▶ _TASK OBJECTIVE_
Rewrite the material from the line containing "List each element" through the line containing "Text: dehydration: dehydration", both included, as a numbered list without blank lines. Leave the pictures out.

▶ _RECORDS FOR THE TASK_
--------------------------------------------------
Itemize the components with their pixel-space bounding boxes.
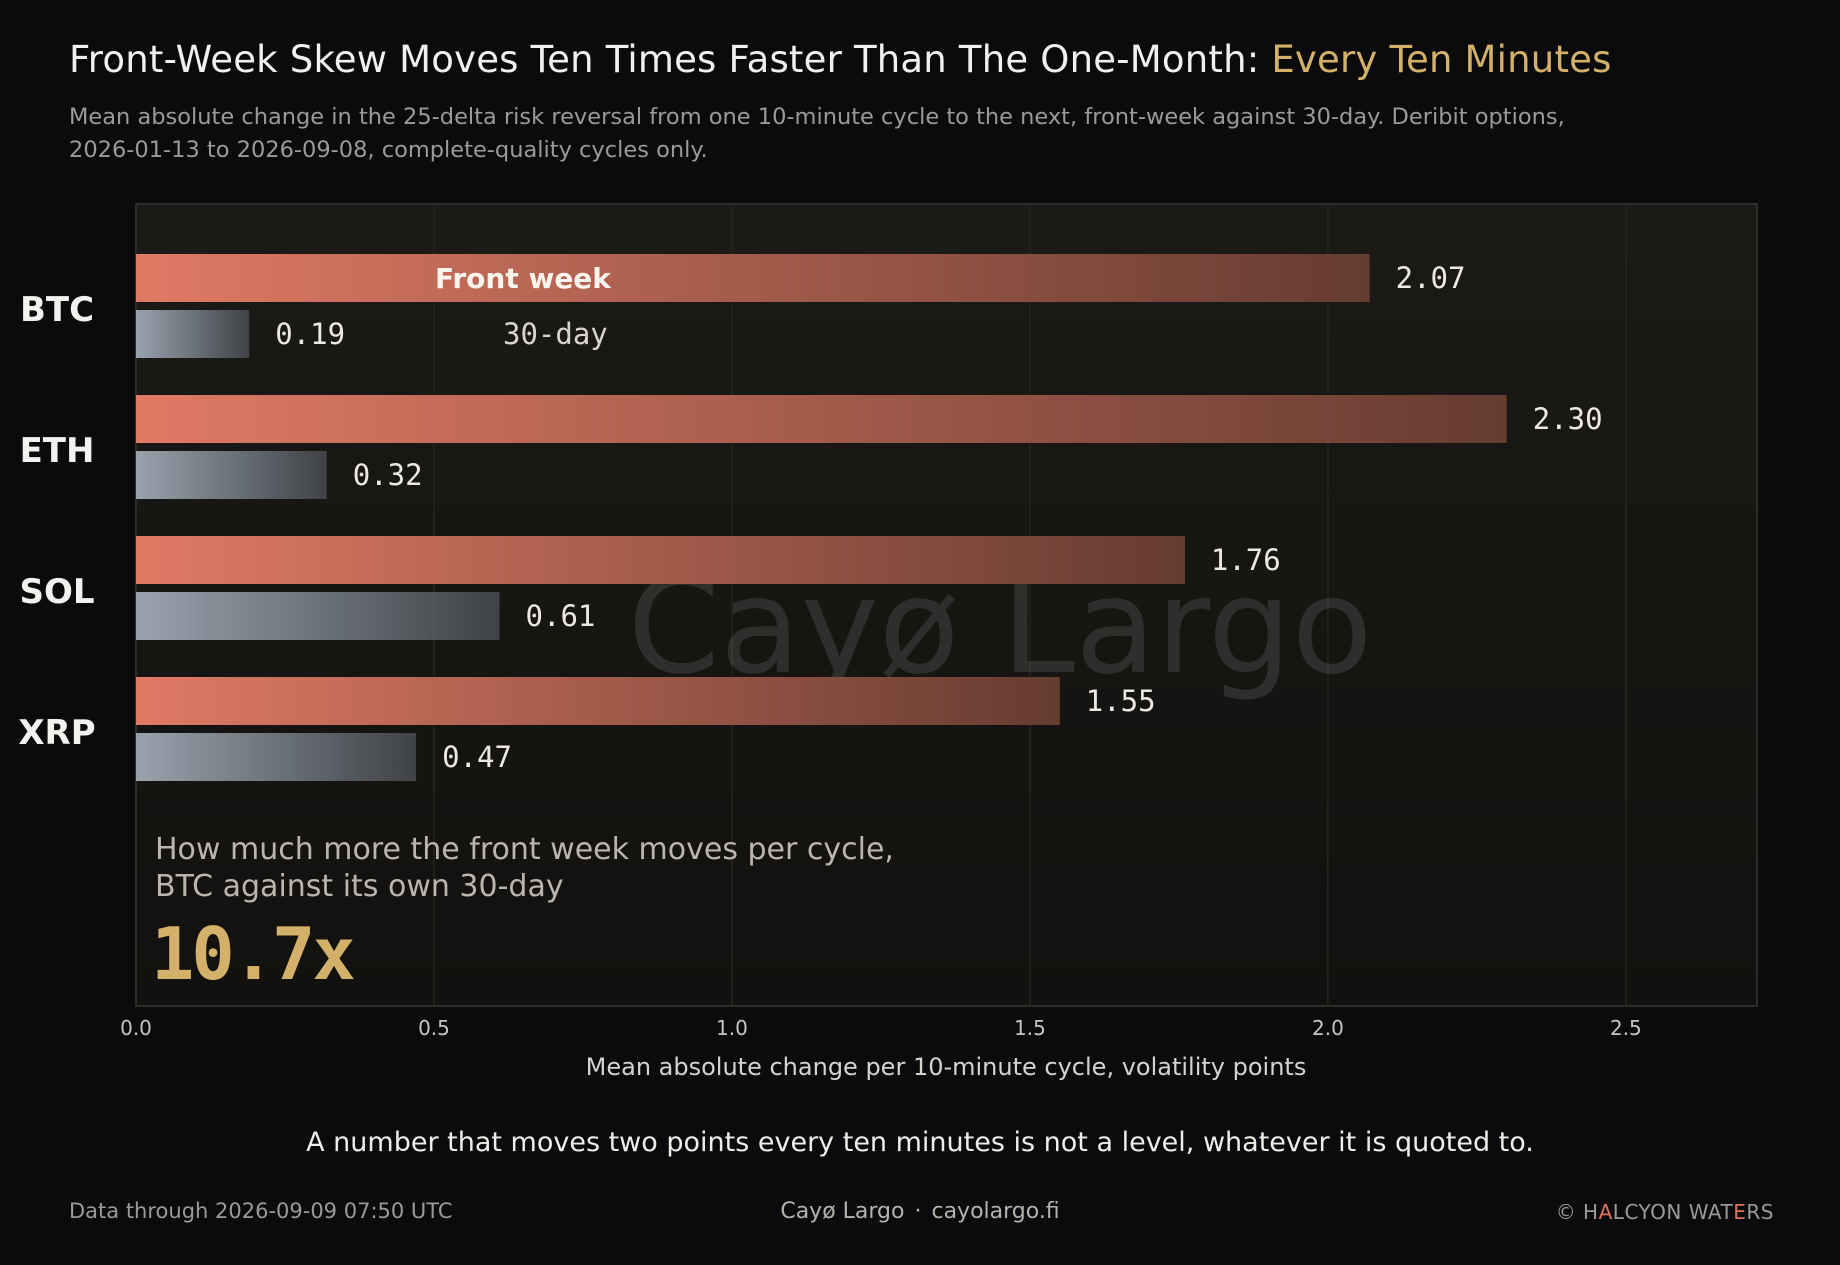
--------------------------------------------------
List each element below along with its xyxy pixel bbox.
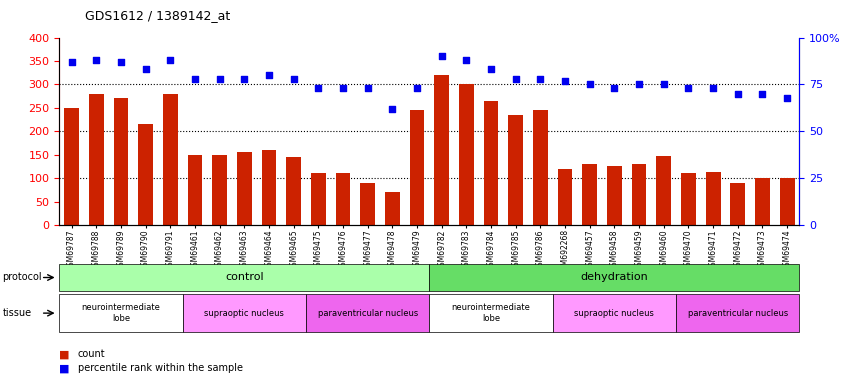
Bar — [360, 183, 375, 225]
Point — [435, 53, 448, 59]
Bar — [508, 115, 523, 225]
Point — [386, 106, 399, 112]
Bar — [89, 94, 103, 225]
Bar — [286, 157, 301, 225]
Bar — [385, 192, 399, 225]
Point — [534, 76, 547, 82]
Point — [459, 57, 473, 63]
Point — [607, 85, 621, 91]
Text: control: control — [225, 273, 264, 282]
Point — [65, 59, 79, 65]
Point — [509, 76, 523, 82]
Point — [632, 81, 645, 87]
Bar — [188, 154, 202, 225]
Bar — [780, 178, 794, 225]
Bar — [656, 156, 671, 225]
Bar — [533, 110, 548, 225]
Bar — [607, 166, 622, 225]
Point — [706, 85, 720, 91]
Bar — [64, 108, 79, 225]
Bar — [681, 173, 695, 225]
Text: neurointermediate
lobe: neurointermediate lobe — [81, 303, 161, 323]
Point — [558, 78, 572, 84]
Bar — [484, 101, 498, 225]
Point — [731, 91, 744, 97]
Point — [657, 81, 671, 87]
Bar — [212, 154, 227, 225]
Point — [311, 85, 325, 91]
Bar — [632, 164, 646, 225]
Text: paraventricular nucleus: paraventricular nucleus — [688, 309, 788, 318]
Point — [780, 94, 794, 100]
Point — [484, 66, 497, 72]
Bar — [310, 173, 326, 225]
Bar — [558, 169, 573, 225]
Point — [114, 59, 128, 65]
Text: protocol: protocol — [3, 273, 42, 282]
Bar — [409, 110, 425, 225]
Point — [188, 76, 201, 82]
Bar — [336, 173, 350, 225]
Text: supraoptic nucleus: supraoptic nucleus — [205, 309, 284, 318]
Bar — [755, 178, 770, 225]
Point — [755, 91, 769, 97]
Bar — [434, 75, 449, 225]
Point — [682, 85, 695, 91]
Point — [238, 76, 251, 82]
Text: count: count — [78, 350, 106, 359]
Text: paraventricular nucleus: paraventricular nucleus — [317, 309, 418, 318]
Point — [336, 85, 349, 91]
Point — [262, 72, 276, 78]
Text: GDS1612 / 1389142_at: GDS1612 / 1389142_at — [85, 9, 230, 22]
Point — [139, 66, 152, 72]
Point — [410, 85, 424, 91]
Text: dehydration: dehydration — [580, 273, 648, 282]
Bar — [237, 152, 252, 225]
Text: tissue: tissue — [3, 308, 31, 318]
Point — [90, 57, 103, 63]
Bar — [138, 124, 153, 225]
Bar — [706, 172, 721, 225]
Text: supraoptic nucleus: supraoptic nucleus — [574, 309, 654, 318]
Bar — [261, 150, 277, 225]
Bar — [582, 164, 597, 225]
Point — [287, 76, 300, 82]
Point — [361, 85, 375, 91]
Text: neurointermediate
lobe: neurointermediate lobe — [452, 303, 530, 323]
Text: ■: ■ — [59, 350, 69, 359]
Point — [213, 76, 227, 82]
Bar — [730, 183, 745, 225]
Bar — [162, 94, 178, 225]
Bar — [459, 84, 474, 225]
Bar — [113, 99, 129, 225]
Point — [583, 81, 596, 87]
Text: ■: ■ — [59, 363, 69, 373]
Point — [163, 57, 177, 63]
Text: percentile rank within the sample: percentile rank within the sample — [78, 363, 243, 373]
--------------------------------------------------
▶ _EXERCISE ANSWER_
1. List each element below along with its xyxy pixel bbox.
2. Bar — [360, 183, 375, 225]
3. Point — [435, 53, 448, 59]
4. Bar — [508, 115, 523, 225]
5. Point — [386, 106, 399, 112]
6. Bar — [89, 94, 103, 225]
7. Bar — [286, 157, 301, 225]
8. Bar — [385, 192, 399, 225]
9. Point — [534, 76, 547, 82]
10. Point — [459, 57, 473, 63]
11. Point — [607, 85, 621, 91]
12. Text: control: control — [225, 273, 264, 282]
13. Point — [65, 59, 79, 65]
14. Point — [509, 76, 523, 82]
15. Point — [632, 81, 645, 87]
16. Bar — [188, 154, 202, 225]
17. Bar — [780, 178, 794, 225]
18. Bar — [656, 156, 671, 225]
19. Bar — [533, 110, 548, 225]
20. Bar — [607, 166, 622, 225]
21. Point — [706, 85, 720, 91]
22. Bar — [64, 108, 79, 225]
23. Bar — [681, 173, 695, 225]
24. Text: neurointermediate
25. lobe: neurointermediate lobe — [81, 303, 161, 323]
26. Point — [558, 78, 572, 84]
27. Bar — [484, 101, 498, 225]
28. Point — [731, 91, 744, 97]
29. Point — [657, 81, 671, 87]
30. Bar — [212, 154, 227, 225]
31. Point — [311, 85, 325, 91]
32. Bar — [632, 164, 646, 225]
33. Text: paraventricular nucleus: paraventricular nucleus — [688, 309, 788, 318]
34. Point — [780, 94, 794, 100]
35. Point — [484, 66, 497, 72]
36. Bar — [310, 173, 326, 225]
37. Bar — [558, 169, 573, 225]
38. Point — [114, 59, 128, 65]
39. Text: protocol: protocol — [3, 273, 42, 282]
40. Bar — [409, 110, 425, 225]
41. Point — [188, 76, 201, 82]
42. Bar — [336, 173, 350, 225]
43. Text: supraoptic nucleus: supraoptic nucleus — [205, 309, 284, 318]
44. Bar — [755, 178, 770, 225]
45. Point — [755, 91, 769, 97]
46. Bar — [434, 75, 449, 225]
47. Point — [682, 85, 695, 91]
48. Point — [238, 76, 251, 82]
49. Text: count: count — [78, 350, 106, 359]
50. Text: paraventricular nucleus: paraventricular nucleus — [317, 309, 418, 318]
51. Point — [336, 85, 349, 91]
52. Point — [262, 72, 276, 78]
53. Text: GDS1612 / 1389142_at: GDS1612 / 1389142_at — [85, 9, 230, 22]
54. Point — [139, 66, 152, 72]
55. Point — [410, 85, 424, 91]
56. Text: dehydration: dehydration — [580, 273, 648, 282]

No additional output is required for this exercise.